- [ASSIGNED TASK A] Reproduce the stretch of the Fernando Cuéllar profile from "- Position: Defender" through "Peru / 9 / (0)".
- [ASSIGNED TASK B]
Using the Fernando Cuéllar profile, answer these questions:
(i) Where was he born?
(ii) Which club did he play for from 1968 to 1980?
(iii) Which team did he manage in 1987?
- [ASSIGNED TASK C] Carry the profile of the footballer Fernando Cuéllar further from the point where it ends.

- [TEXT]
---*---
Personal information
- Full name: Fernando Cuéllar Ábalos
- Date of birth: August 27, 1945
- Place of birth: Moquegua, Peru
- Date of death: November 5, 2008 (aged 63)
- Height: 1.84 m (6 ft 0 in)
- Position: Defender

Youth career
- Universitario

Senior career*
- Years: Team / Apps / (Gls)
- 1968–1980: Universitario
- 1981: León de Huánuco

International career
- 1971–1975: Peru / 9 / (0)

Managerial career
- 1984: León de Huánuco
- 1985-1986: San Agustín
- 1987: Peru
- 1990-1991: Universitario
- 1997: FBC Melgar
- 2004: Universidad San Martín

= Fernando Cuéllar (footballer) =

Peruvian footballer (1945–2008)

 Fernando Cuéllar Ávalos (August 27, 1945 – November 5, 2008) was a Peruvian football player.
---*---
- [DATA SUPPLIED]
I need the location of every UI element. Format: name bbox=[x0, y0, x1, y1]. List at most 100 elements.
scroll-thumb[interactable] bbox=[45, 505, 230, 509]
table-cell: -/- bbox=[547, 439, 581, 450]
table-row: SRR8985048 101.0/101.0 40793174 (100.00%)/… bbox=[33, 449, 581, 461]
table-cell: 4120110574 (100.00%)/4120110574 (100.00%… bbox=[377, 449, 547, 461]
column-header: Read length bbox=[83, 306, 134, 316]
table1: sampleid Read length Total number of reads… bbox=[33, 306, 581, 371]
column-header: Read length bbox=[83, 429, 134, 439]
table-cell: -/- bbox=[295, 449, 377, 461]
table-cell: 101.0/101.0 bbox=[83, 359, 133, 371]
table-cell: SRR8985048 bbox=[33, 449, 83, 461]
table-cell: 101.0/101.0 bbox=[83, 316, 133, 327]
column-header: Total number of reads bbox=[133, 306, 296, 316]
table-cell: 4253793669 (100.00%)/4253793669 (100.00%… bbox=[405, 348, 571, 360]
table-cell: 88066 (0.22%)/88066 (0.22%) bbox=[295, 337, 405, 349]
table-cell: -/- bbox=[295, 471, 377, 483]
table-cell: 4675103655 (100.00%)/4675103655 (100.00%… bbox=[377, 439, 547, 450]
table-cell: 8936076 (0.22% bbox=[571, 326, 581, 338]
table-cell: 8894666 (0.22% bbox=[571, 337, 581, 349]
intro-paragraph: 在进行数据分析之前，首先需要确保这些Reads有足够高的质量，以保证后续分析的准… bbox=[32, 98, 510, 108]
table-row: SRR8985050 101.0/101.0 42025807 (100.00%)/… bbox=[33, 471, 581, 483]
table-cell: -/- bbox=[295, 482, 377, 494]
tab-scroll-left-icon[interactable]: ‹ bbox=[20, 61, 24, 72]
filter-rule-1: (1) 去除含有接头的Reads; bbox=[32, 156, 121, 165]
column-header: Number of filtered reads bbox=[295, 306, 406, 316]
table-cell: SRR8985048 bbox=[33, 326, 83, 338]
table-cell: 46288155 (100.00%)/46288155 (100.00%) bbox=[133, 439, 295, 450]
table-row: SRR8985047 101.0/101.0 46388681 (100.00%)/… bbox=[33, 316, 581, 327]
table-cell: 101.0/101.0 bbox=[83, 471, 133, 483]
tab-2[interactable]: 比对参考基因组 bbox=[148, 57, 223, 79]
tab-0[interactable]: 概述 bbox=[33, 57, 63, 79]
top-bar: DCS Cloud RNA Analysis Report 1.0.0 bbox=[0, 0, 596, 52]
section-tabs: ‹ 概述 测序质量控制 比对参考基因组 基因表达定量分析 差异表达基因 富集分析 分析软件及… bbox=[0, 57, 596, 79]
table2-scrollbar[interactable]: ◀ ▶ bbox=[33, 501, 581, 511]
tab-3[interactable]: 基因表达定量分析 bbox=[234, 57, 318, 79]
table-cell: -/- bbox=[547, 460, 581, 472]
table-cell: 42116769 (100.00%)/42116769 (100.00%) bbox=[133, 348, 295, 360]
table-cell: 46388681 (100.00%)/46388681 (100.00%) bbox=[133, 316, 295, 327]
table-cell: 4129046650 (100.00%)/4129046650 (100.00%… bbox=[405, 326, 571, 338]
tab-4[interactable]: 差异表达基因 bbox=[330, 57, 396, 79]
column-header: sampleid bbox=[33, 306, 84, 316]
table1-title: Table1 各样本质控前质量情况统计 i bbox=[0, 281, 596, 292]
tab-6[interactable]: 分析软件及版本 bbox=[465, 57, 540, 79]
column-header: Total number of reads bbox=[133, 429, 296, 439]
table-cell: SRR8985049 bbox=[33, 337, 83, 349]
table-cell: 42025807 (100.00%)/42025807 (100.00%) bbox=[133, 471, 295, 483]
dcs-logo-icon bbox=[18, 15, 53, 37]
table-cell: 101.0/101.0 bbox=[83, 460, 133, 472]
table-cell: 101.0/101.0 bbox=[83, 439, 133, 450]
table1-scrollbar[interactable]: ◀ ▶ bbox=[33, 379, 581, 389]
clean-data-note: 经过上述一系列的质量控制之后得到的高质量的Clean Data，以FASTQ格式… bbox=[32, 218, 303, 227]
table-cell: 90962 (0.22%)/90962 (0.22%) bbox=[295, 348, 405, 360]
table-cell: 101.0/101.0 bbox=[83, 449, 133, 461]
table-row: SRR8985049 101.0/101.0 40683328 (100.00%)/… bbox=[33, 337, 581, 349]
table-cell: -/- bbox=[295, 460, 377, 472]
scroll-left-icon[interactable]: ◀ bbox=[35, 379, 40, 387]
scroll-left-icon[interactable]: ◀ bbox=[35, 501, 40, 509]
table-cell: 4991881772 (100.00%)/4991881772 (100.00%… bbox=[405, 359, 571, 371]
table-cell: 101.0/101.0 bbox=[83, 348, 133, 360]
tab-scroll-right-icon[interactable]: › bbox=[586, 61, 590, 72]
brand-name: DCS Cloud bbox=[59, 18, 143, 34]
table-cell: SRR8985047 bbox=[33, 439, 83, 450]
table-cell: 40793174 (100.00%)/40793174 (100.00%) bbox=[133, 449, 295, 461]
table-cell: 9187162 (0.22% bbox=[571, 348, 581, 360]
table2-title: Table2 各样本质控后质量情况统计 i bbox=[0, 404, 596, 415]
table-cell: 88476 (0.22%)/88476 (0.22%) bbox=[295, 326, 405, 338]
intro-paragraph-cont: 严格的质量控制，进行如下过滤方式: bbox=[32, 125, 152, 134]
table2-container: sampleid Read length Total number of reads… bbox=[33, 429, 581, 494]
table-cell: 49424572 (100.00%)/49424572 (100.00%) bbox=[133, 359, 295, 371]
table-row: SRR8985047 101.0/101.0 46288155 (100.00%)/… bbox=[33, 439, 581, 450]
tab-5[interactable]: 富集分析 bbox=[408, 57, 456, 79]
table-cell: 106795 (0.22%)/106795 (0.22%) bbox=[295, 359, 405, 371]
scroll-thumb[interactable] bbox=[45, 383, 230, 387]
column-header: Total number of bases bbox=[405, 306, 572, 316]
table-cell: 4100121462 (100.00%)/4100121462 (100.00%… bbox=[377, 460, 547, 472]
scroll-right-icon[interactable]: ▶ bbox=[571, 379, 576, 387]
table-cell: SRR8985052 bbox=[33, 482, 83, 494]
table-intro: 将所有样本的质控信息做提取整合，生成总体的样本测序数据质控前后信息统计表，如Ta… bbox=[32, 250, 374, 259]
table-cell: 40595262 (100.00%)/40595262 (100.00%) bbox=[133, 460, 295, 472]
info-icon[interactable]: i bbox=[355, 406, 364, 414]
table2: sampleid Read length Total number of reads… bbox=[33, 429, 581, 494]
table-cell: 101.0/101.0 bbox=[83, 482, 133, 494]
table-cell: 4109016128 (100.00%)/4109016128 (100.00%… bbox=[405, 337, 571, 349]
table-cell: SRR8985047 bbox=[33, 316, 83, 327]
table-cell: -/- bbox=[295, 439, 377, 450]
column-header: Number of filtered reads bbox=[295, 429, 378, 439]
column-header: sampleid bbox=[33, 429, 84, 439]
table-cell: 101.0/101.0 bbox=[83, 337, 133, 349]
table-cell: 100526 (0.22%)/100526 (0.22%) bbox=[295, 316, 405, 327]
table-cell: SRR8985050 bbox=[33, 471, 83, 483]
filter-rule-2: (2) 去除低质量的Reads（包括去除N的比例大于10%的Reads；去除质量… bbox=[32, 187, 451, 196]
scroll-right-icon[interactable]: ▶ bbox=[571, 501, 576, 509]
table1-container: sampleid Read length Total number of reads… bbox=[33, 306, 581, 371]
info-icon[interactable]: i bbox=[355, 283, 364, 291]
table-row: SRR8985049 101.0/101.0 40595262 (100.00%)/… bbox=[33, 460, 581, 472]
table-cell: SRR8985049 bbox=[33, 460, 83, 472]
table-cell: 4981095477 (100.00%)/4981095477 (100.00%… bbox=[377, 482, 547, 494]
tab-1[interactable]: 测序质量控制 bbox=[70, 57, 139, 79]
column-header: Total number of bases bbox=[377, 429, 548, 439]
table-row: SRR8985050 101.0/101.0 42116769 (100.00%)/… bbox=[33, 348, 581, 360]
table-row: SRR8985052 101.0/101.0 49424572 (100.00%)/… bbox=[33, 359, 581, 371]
---*---
- [WRITTEN RESPONSE A]
- Position: Defender

Youth career
- Universitario

Senior career*
- Years: Team / Apps / (Gls)
- 1968–1980: Universitario
- 1981: León de Huánuco

International career
- 1971–1975: Peru / 9 / (0)

- [WRITTEN RESPONSE B]
(i) Moquegua, Peru
(ii) Universitario
(iii) Peru

- [WRITTEN RESPONSE C]
==Club career==
He was a defender and mainly played in Universitario de Deportes in the 1970s.

==International career==
Cuéllar made nine appearances for the senior Peru national football team from 1971 to 1975.

==Career as manager==
Cuéllar was also a successful trainer, leading San Agustin (a very small club from Lima) to win the Peruvian Championship (called "Descentralizado"). He repeated that success with Universitario de Deportes in 1990.

==Personal==
Cuéllar died 5 November 2008 in Lima.